* _GIVEN EXERCISE_:
Which lines have the string "photo"? Copy all of them from the entries below.

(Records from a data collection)
• • • • • • •
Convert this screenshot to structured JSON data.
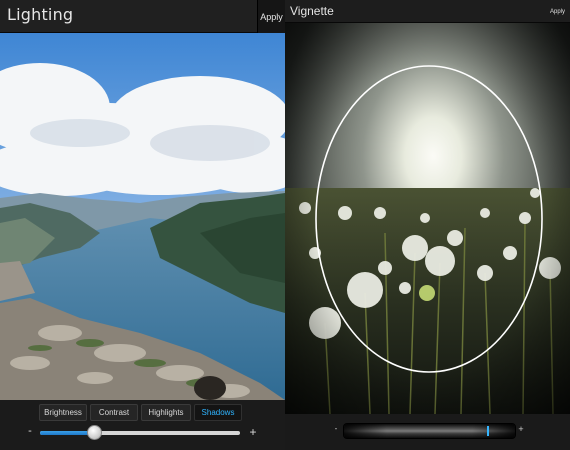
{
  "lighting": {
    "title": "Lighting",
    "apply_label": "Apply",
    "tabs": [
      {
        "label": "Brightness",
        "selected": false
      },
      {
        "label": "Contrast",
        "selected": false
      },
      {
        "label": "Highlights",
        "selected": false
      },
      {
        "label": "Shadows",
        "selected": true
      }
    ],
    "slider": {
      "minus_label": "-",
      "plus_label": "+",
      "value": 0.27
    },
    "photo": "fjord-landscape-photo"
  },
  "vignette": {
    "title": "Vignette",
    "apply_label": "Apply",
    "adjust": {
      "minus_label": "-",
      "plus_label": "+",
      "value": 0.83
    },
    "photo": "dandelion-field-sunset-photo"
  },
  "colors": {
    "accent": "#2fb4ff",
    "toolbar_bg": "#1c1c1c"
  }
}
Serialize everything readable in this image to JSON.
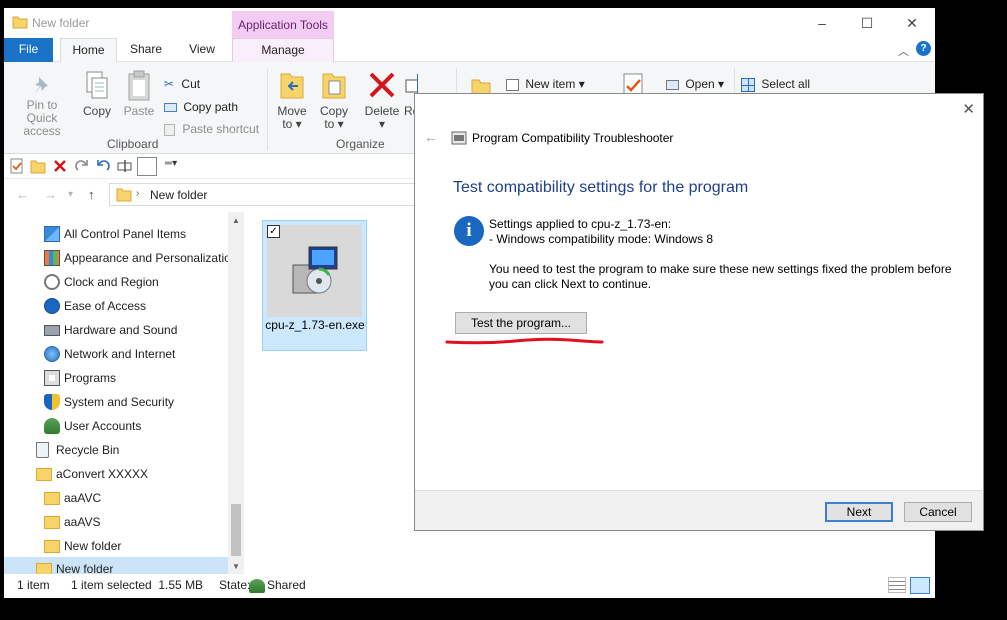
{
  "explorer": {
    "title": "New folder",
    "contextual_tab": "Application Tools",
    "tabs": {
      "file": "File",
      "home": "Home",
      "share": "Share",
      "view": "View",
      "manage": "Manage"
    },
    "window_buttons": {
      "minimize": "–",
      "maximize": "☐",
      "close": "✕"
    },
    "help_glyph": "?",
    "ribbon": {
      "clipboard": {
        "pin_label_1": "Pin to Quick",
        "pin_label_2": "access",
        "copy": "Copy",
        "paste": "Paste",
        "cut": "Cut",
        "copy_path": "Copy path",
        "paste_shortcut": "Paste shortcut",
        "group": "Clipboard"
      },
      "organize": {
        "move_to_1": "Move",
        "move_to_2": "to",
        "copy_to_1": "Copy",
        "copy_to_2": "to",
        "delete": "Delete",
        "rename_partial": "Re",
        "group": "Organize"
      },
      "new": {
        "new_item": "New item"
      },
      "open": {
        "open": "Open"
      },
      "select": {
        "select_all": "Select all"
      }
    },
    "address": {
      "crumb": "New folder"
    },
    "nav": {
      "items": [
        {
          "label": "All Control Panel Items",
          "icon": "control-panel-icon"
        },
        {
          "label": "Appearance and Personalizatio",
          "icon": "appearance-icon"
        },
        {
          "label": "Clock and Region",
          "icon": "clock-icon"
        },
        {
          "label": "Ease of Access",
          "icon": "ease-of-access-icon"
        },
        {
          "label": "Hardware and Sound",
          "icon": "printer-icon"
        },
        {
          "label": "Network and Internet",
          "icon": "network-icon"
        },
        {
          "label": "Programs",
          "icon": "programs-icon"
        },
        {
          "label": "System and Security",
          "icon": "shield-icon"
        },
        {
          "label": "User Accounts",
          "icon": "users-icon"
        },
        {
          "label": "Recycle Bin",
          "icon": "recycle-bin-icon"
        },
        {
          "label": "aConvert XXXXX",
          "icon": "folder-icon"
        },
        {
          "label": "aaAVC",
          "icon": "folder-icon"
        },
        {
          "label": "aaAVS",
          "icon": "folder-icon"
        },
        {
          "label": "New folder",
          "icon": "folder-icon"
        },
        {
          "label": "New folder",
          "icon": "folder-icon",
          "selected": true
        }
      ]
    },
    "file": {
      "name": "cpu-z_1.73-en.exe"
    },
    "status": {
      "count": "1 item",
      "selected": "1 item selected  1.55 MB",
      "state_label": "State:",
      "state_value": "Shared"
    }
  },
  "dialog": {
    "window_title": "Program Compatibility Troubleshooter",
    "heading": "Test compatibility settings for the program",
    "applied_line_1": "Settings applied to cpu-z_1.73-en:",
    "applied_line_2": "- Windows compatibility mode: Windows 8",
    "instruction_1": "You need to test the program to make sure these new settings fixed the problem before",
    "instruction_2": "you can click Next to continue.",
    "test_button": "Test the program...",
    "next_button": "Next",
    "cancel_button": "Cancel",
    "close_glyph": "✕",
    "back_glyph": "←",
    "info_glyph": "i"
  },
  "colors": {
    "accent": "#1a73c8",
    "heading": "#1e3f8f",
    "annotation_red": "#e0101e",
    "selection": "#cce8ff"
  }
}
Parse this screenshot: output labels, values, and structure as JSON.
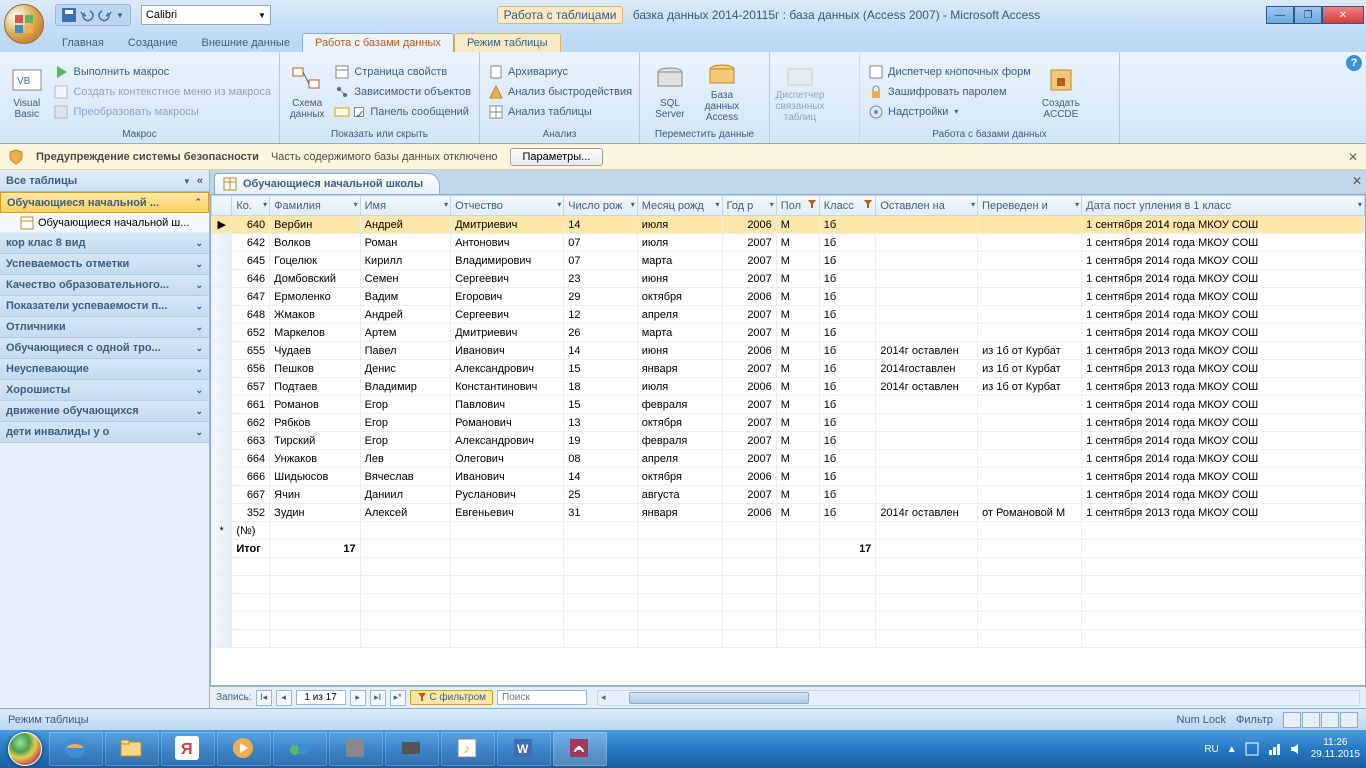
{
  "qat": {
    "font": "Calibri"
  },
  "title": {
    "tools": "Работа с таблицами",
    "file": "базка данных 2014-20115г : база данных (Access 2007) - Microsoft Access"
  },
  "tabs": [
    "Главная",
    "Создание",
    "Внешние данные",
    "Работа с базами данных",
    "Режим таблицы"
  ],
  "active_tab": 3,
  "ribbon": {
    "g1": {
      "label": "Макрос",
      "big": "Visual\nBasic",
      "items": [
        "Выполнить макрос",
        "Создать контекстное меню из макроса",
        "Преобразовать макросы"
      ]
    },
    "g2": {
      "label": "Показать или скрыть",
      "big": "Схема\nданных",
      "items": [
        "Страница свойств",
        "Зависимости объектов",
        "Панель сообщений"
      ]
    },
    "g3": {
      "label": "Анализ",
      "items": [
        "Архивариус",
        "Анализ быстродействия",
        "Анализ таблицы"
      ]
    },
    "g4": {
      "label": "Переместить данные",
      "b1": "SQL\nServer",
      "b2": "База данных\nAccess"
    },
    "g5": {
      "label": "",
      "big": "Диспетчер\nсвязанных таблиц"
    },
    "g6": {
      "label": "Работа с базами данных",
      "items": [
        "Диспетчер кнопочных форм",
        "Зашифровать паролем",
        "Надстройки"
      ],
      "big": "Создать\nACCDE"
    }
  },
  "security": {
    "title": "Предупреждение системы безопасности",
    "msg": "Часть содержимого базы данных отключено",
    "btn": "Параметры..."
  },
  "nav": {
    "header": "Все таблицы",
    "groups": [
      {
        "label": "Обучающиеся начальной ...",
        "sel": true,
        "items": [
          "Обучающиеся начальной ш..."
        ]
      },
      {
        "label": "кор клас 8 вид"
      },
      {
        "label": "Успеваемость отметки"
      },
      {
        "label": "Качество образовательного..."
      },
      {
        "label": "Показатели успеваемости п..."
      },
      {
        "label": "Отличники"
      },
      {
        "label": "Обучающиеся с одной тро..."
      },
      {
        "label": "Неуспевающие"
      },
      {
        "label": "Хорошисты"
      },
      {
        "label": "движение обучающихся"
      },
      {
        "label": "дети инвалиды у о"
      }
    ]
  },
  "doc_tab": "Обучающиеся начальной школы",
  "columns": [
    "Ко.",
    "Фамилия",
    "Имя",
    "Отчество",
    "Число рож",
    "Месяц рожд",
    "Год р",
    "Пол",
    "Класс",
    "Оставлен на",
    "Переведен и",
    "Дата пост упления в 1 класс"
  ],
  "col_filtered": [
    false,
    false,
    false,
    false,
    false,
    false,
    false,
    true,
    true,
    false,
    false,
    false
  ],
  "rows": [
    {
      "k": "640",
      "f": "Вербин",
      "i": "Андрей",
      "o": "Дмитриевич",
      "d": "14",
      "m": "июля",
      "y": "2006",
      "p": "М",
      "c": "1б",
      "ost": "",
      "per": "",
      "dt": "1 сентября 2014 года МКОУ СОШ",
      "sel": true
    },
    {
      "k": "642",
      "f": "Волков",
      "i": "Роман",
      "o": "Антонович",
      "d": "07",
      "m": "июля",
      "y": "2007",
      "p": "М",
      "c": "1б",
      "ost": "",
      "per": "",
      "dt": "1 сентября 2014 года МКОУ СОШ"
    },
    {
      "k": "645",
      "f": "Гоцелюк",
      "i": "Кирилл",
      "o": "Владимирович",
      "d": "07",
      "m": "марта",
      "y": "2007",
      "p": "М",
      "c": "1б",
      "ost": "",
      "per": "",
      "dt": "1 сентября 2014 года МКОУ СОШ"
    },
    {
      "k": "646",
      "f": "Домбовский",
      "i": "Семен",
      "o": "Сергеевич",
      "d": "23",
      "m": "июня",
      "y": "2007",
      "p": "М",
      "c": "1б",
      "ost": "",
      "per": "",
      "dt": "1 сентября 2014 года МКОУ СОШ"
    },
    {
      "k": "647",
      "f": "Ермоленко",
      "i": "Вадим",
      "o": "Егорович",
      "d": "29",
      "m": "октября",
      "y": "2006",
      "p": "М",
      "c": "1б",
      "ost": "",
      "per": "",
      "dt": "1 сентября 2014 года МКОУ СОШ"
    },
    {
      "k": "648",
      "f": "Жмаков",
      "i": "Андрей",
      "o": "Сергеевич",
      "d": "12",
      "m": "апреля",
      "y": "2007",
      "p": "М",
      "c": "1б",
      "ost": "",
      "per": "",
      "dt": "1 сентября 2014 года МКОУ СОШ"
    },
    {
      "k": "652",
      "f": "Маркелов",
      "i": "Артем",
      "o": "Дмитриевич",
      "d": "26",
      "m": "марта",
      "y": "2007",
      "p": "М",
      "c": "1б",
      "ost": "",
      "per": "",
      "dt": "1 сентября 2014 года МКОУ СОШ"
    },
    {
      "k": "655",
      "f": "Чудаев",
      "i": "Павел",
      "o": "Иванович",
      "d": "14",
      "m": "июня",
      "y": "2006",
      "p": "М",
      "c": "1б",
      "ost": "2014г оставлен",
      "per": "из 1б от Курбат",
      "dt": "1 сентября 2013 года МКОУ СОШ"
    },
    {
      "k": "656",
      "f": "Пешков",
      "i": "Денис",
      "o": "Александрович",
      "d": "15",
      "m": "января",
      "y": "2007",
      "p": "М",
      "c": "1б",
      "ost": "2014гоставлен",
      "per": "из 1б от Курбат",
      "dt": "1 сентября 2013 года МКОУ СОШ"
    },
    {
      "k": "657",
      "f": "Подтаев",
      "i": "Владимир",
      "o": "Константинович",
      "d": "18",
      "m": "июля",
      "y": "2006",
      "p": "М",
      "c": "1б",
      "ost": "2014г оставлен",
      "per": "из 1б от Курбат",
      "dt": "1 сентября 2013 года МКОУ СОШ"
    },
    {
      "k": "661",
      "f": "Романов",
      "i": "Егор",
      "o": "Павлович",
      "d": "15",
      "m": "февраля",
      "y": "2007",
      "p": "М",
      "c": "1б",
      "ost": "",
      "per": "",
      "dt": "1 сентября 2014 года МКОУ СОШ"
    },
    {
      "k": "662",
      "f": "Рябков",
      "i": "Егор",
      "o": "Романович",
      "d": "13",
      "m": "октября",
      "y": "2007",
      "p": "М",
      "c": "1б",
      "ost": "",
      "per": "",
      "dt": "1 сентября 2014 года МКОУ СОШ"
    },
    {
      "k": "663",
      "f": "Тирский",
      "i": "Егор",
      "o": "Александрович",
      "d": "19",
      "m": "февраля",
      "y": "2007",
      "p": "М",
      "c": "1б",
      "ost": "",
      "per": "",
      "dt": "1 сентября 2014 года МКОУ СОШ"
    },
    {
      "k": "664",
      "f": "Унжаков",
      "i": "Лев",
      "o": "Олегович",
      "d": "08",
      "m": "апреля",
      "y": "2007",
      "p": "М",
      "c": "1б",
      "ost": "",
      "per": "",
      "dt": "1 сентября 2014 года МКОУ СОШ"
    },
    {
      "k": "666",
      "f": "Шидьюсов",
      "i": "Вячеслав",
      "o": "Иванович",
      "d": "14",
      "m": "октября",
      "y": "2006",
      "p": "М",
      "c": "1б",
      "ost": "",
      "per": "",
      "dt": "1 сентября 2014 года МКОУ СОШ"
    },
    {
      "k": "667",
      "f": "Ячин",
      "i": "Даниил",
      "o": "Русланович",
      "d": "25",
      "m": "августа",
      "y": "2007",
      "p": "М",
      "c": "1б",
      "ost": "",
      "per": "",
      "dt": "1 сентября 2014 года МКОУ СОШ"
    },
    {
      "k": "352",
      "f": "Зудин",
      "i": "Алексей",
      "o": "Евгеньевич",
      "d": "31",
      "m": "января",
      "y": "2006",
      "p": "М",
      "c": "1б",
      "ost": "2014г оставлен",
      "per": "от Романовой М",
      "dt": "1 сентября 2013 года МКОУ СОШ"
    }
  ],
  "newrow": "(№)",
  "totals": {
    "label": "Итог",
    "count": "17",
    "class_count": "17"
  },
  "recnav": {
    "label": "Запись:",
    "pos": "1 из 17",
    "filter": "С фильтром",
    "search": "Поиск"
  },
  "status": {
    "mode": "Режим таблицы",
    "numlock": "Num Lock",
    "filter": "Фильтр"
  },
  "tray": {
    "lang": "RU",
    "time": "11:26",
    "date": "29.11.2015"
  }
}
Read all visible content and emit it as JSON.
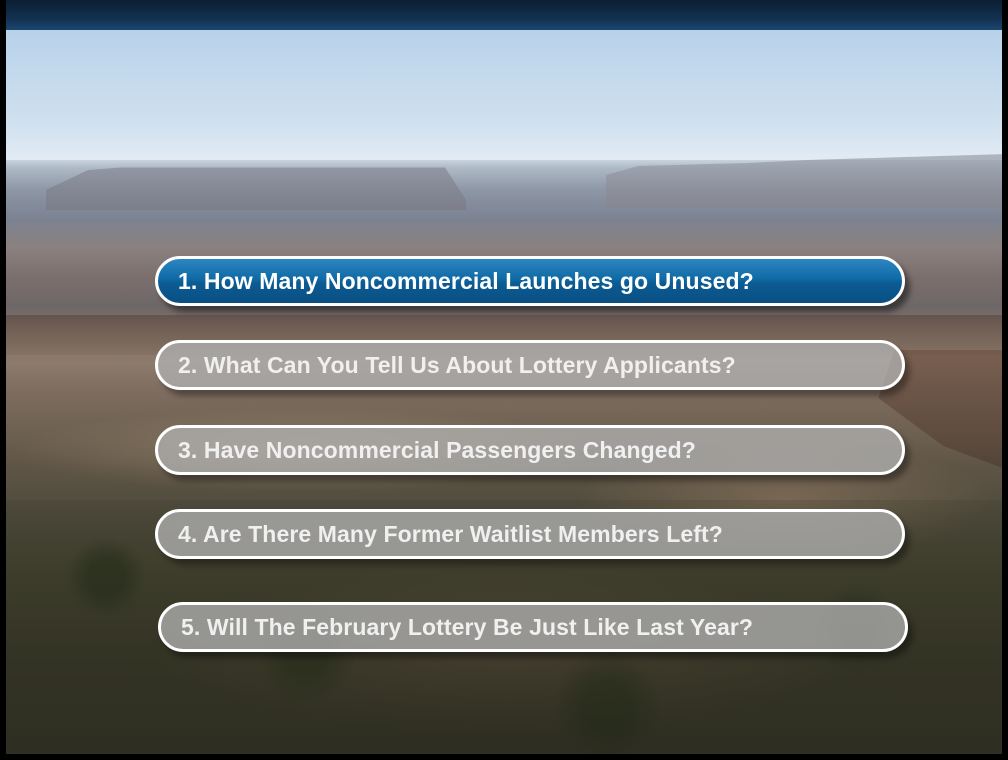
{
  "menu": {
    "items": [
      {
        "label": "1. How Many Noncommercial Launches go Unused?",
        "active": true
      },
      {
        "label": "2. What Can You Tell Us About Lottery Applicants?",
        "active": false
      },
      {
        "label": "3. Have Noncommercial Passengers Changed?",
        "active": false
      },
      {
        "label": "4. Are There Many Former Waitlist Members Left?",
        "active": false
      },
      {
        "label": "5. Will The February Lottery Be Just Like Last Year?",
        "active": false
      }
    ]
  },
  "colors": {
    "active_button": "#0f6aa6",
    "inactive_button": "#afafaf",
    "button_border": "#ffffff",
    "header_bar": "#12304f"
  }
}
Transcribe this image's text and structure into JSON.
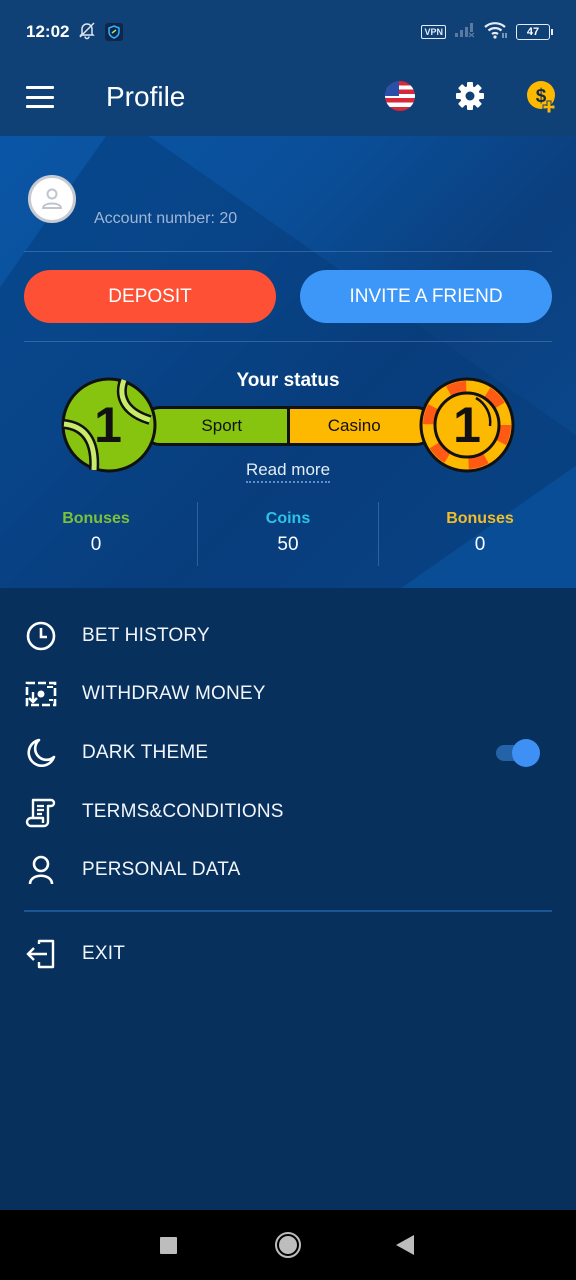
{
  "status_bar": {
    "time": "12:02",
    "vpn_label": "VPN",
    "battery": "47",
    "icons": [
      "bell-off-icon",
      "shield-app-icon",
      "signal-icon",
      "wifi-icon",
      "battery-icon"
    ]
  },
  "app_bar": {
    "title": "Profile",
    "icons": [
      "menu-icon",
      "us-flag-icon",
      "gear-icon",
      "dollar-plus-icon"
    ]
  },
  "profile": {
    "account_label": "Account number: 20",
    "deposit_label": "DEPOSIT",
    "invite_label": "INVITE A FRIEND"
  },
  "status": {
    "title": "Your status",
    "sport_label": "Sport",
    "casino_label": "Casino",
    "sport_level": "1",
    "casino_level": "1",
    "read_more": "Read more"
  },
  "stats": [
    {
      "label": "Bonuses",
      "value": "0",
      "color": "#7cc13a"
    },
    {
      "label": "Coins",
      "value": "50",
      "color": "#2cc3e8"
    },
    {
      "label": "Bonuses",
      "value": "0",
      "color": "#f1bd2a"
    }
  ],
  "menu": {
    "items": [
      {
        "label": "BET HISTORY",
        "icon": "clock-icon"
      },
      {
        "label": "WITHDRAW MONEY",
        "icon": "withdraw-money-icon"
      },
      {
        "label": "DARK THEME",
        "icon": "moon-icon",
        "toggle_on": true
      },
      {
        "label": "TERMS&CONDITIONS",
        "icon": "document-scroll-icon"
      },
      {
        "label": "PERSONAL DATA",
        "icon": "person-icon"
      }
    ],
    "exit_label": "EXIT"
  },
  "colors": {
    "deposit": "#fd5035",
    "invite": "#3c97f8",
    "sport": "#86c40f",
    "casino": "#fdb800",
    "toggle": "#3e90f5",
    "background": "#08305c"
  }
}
• • • • • • •
* _SOLUTION_:
    "photo": "fjord-landscape-photo"
    "photo": "dandelion-field-sunset-photo"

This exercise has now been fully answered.